## [Exercise details]
Within the records below, find each line that holds the string "МАРГАНЕЦ", then copy it.

________________

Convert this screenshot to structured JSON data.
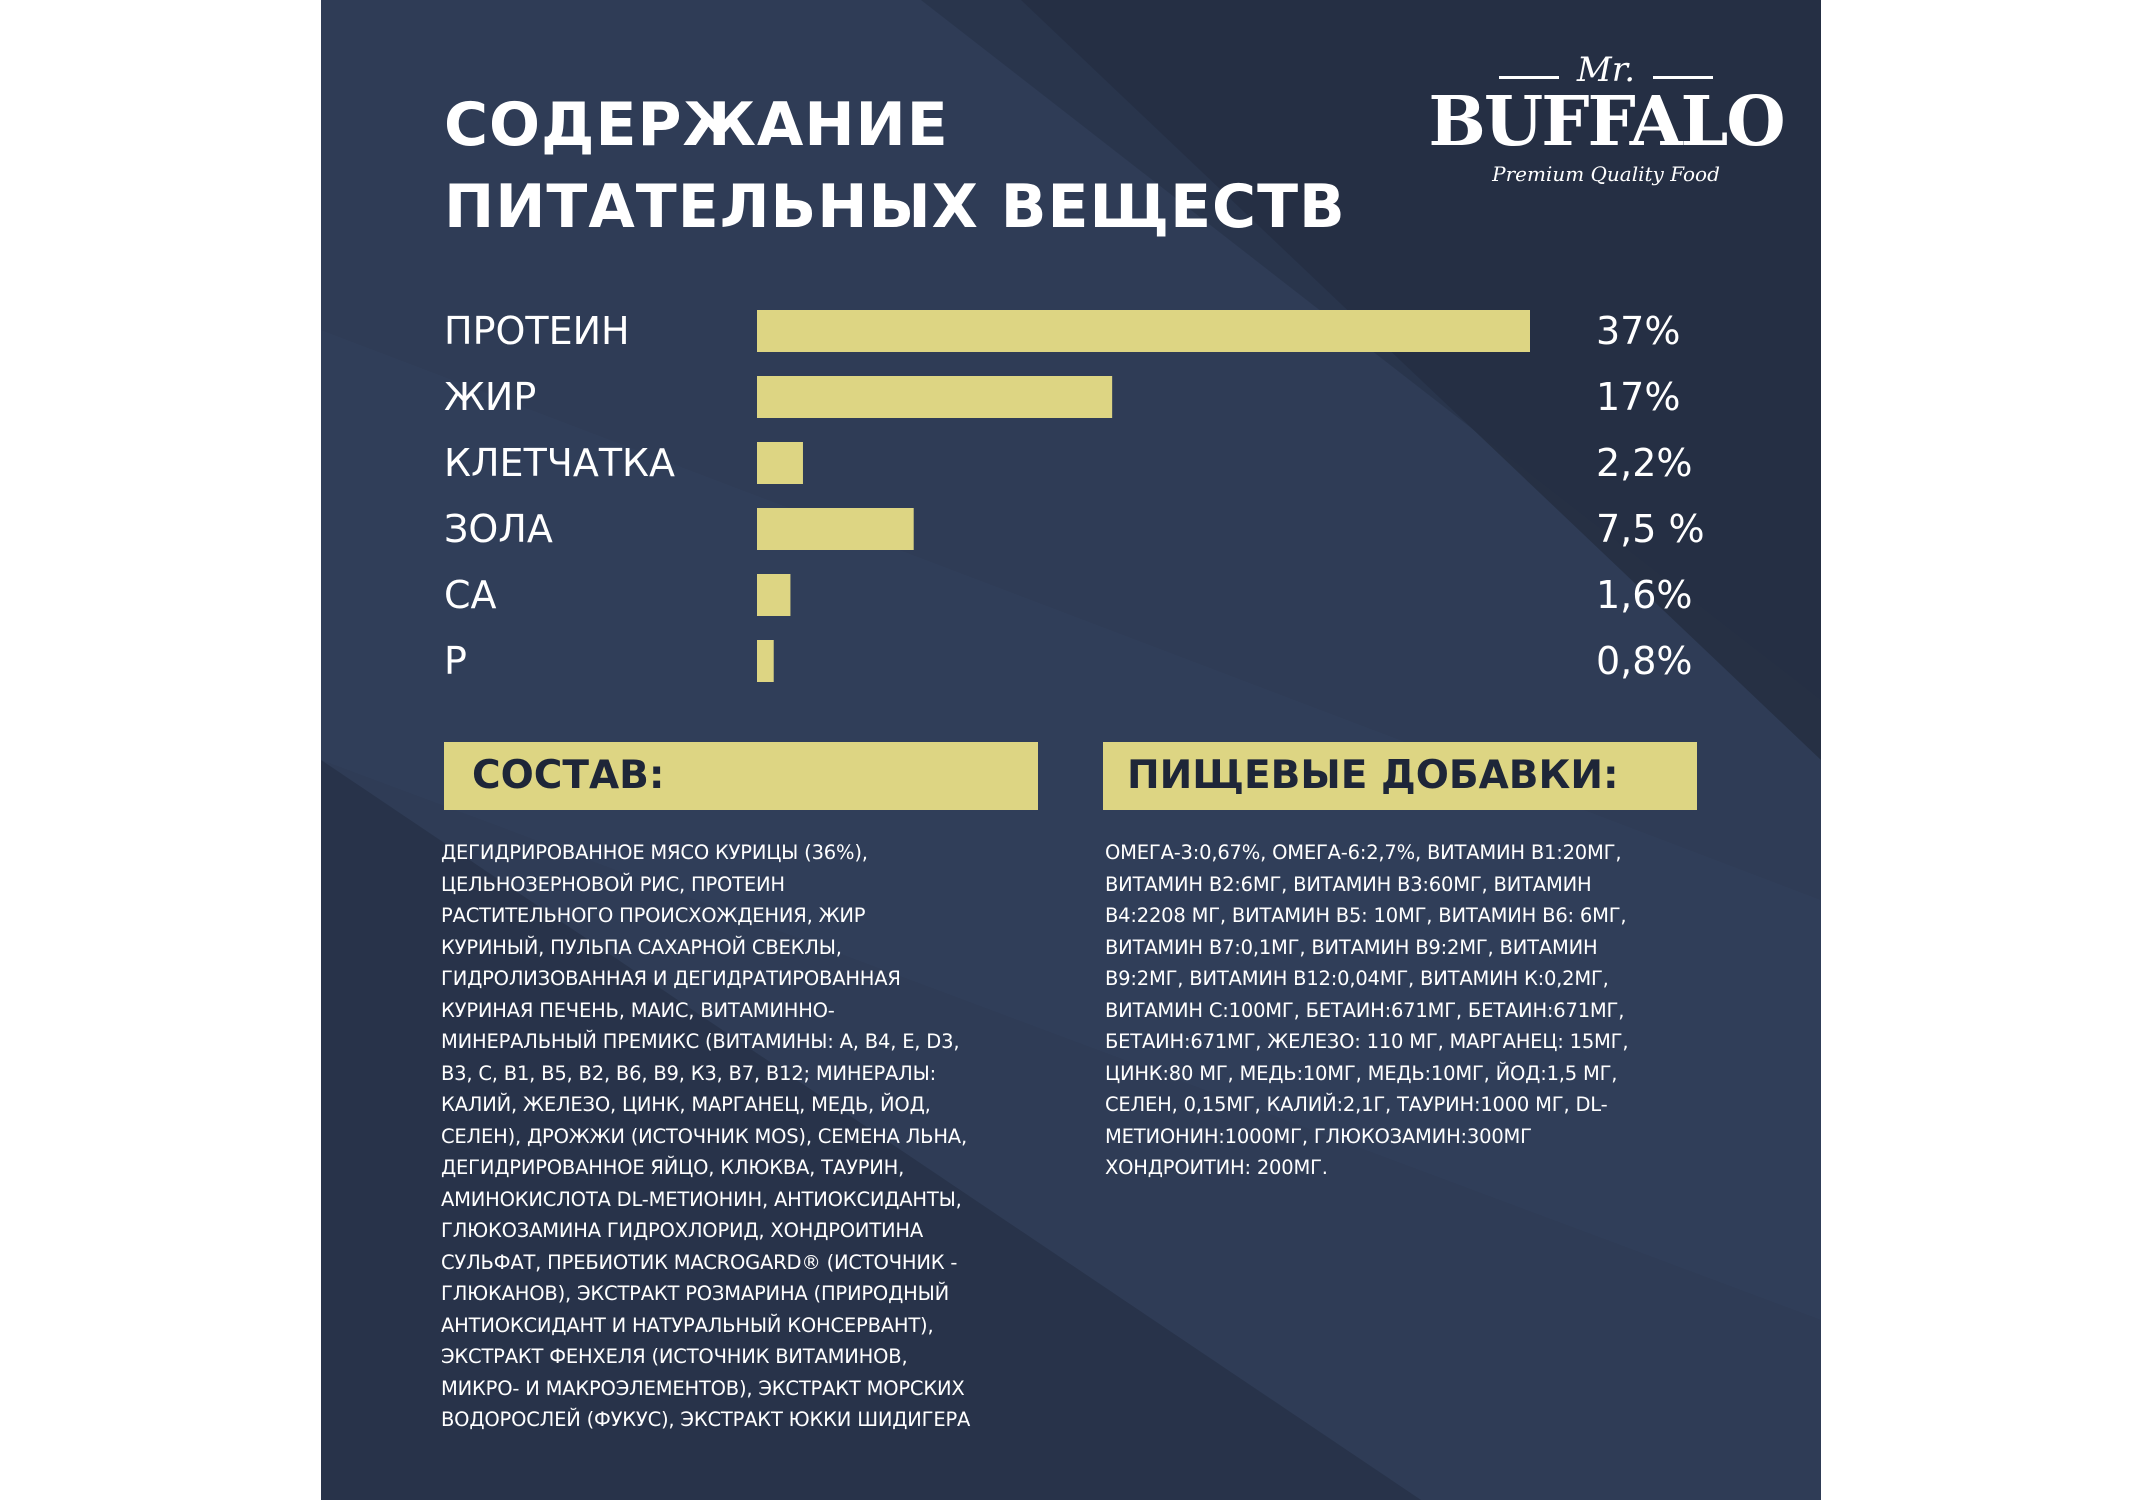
{
  "header": {
    "title_lines": [
      "СОДЕРЖАНИЕ",
      "ПИТАТЕЛЬНЫХ ВЕЩЕСТВ"
    ]
  },
  "logo": {
    "mr": "Mr.",
    "brand": "BUFFALO",
    "tagline": "Premium Quality Food"
  },
  "chart_data": {
    "type": "bar",
    "orientation": "horizontal",
    "categories": [
      "ПРОТЕИН",
      "ЖИР",
      "КЛЕТЧАТКА",
      "ЗОЛА",
      "CA",
      "P"
    ],
    "values": [
      37,
      17,
      2.2,
      7.5,
      1.6,
      0.8
    ],
    "value_labels": [
      "37%",
      "17%",
      "2,2%",
      "7,5 %",
      "1,6%",
      "0,8%"
    ],
    "xlim": [
      0,
      37
    ],
    "unit": "%",
    "bar_color": "#ddd583",
    "grid": false,
    "legend": "none"
  },
  "sections": {
    "composition": {
      "header": "СОСТАВ:",
      "lines": [
        "ДЕГИДРИРОВАННОЕ МЯСО КУРИЦЫ (36%),",
        "ЦЕЛЬНОЗЕРНОВОЙ РИС, ПРОТЕИН",
        "РАСТИТЕЛЬНОГО ПРОИСХОЖДЕНИЯ, ЖИР",
        "КУРИНЫЙ, ПУЛЬПА САХАРНОЙ СВЕКЛЫ,",
        "ГИДРОЛИЗОВАННАЯ И ДЕГИДРАТИРОВАННАЯ",
        "КУРИНАЯ ПЕЧЕНЬ, МАИС, ВИТАМИННО-",
        "МИНЕРАЛЬНЫЙ ПРЕМИКС (ВИТАМИНЫ: А, В4, Е, D3,",
        "В3, С, В1, В5, В2, В6, В9, К3, В7, В12; МИНЕРАЛЫ:",
        "КАЛИЙ, ЖЕЛЕЗО, ЦИНК, МАРГАНЕЦ, МЕДЬ, ЙОД,",
        "СЕЛЕН), ДРОЖЖИ (ИСТОЧНИК MOS), СЕМЕНА ЛЬНА,",
        "ДЕГИДРИРОВАННОЕ ЯЙЦО, КЛЮКВА, ТАУРИН,",
        "АМИНОКИСЛОТА DL-МЕТИОНИН, АНТИОКСИДАНТЫ,",
        "ГЛЮКОЗАМИНА ГИДРОХЛОРИД, ХОНДРОИТИНА",
        "СУЛЬФАТ, ПРЕБИОТИК MACROGARD® (ИСТОЧНИК  -",
        "ГЛЮКАНОВ), ЭКСТРАКТ РОЗМАРИНА (ПРИРОДНЫЙ",
        "АНТИОКСИДАНТ И НАТУРАЛЬНЫЙ КОНСЕРВАНТ),",
        "ЭКСТРАКТ ФЕНХЕЛЯ (ИСТОЧНИК ВИТАМИНОВ,",
        "МИКРО- И МАКРОЭЛЕМЕНТОВ), ЭКСТРАКТ МОРСКИХ",
        "ВОДОРОСЛЕЙ (ФУКУС), ЭКСТРАКТ ЮККИ ШИДИГЕРА"
      ]
    },
    "additives": {
      "header": "ПИЩЕВЫЕ ДОБАВКИ:",
      "lines": [
        "ОМЕГА-3:0,67%, ОМЕГА-6:2,7%, ВИТАМИН В1:20МГ,",
        "ВИТАМИН В2:6МГ, ВИТАМИН В3:60МГ, ВИТАМИН",
        "В4:2208 МГ, ВИТАМИН В5: 10МГ, ВИТАМИН В6: 6МГ,",
        "ВИТАМИН В7:0,1МГ, ВИТАМИН В9:2МГ, ВИТАМИН",
        "В9:2МГ, ВИТАМИН В12:0,04МГ, ВИТАМИН К:0,2МГ,",
        "ВИТАМИН С:100МГ, БЕТАИН:671МГ, БЕТАИН:671МГ,",
        "БЕТАИН:671МГ, ЖЕЛЕЗО: 110 МГ, МАРГАНЕЦ: 15МГ,",
        "ЦИНК:80 МГ, МЕДЬ:10МГ, МЕДЬ:10МГ, ЙОД:1,5 МГ,",
        "СЕЛЕН, 0,15МГ, КАЛИЙ:2,1Г, ТАУРИН:1000 МГ, DL-",
        "МЕТИОНИН:1000МГ, ГЛЮКОЗАМИН:300МГ",
        "ХОНДРОИТИН: 200МГ."
      ]
    }
  }
}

________________

## [Written answer]
        "КАЛИЙ, ЖЕЛЕЗО, ЦИНК, МАРГАНЕЦ, МЕДЬ, ЙОД,",
        "БЕТАИН:671МГ, ЖЕЛЕЗО: 110 МГ, МАРГАНЕЦ: 15МГ,",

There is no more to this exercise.